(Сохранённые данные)
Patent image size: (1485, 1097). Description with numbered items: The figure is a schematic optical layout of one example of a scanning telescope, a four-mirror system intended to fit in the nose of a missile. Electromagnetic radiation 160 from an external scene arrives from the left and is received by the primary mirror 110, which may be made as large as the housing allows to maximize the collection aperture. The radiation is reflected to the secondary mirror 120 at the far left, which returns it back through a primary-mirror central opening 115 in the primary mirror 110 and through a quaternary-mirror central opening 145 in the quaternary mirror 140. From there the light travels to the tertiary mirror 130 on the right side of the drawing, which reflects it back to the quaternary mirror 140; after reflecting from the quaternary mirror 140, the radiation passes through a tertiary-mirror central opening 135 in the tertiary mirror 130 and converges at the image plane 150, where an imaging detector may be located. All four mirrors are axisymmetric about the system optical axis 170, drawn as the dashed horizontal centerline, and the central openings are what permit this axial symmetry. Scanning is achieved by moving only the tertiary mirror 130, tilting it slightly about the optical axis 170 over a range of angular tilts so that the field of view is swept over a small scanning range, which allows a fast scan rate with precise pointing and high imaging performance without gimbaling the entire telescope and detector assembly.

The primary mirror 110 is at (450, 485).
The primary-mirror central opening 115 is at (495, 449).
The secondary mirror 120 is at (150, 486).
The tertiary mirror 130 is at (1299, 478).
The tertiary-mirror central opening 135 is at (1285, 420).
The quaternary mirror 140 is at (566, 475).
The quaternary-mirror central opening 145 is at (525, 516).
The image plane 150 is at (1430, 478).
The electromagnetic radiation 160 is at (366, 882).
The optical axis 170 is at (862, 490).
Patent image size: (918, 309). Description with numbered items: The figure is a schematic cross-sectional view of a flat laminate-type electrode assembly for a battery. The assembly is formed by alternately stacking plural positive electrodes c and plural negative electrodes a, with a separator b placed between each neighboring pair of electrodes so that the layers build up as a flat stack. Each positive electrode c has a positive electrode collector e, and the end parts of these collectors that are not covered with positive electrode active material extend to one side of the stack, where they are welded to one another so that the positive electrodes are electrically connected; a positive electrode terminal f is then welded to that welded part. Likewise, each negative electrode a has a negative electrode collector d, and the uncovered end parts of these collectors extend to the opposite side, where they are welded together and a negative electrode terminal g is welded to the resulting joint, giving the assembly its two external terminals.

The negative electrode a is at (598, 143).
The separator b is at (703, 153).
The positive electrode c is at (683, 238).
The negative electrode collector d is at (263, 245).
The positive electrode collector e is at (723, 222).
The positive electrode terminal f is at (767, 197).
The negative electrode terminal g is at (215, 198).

• [ЗАДАНИЕ]: Преобразуйте все строки записей в таблицу Markdown со столбцами «Номер» и «Строка». Пустые строки в таблицу не включайте.

• [ВЫПОЛНЕННОЕ ЗАДАНИЕ]:
| Номер | Строка |
|---|---|
| 1 | Patent image size: (1485, 1097). Description with numbered items: The figure is a schematic optical layout of one example of a scanning telescope, a four-mirror system intended to fit in the nose of a missile. Electromagnetic radiation 160 from an external scene arrives from the left and is received by the primary mirror 110, which may be made as large as the housing allows to maximize the collection aperture. The radiation is reflected to the secondary mirror 120 at the far left, which returns it back through a primary-mirror central opening 115 in the primary mirror 110 and through a quaternary-mirror central opening 145 in the quaternary mirror 140. From there the light travels to the tertiary mirror 130 on the right side of the drawing, which reflects it back to the quaternary mirror 140; after reflecting from the quaternary mirror 140, the radiation passes through a tertiary-mirror central opening 135 in the tertiary mirror 130 and converges at the image plane 150, where an imaging detector may be located. All four mirrors are axisymmetric about the system optical axis 170, drawn as the dashed horizontal centerline, and the central openings are what permit this axial symmetry. Scanning is achieved by moving only the tertiary mirror 130, tilting it slightly about the optical axis 170 over a range of angular tilts so that the field of view is swept over a small scanning range, which allows a fast scan rate with precise pointing and high imaging performance without gimbaling the entire telescope and detector assembly. |
| 2 | The primary mirror 110 is at (450, 485). |
| 3 | The primary-mirror central opening 115 is at (495, 449). |
| 4 | The secondary mirror 120 is at (150, 486). |
| 5 | The tertiary mirror 130 is at (1299, 478). |
| 6 | The tertiary-mirror central opening 135 is at (1285, 420). |
| 7 | The quaternary mirror 140 is at (566, 475). |
| 8 | The quaternary-mirror central opening 145 is at (525, 516). |
| 9 | The image plane 150 is at (1430, 478). |
| 10 | The electromagnetic radiation 160 is at (366, 882). |
| 11 | The optical axis 170 is at (862, 490). |
| 12 | Patent image size: (918, 309). Description with numbered items: The figure is a schematic cross-sectional view of a flat laminate-type electrode assembly for a battery. The assembly is formed by alternately stacking plural positive electrodes c and plural negative electrodes a, with a separator b placed between each neighboring pair of electrodes so that the layers build up as a flat stack. Each positive electrode c has a positive electrode collector e, and the end parts of these collectors that are not covered with positive electrode active material extend to one side of the stack, where they are welded to one another so that the positive electrodes are electrically connected; a positive electrode terminal f is then welded to that welded part. Likewise, each negative electrode a has a negative electrode collector d, and the uncovered end parts of these collectors extend to the opposite side, where they are welded together and a negative electrode terminal g is welded to the resulting joint, giving the assembly its two external terminals. |
| 13 | The negative electrode a is at (598, 143). |
| 14 | The separator b is at (703, 153). |
| 15 | The positive electrode c is at (683, 238). |
| 16 | The negative electrode collector d is at (263, 245). |
| 17 | The positive electrode collector e is at (723, 222). |
| 18 | The positive electrode terminal f is at (767, 197). |
| 19 | The negative electrode terminal g is at (215, 198). |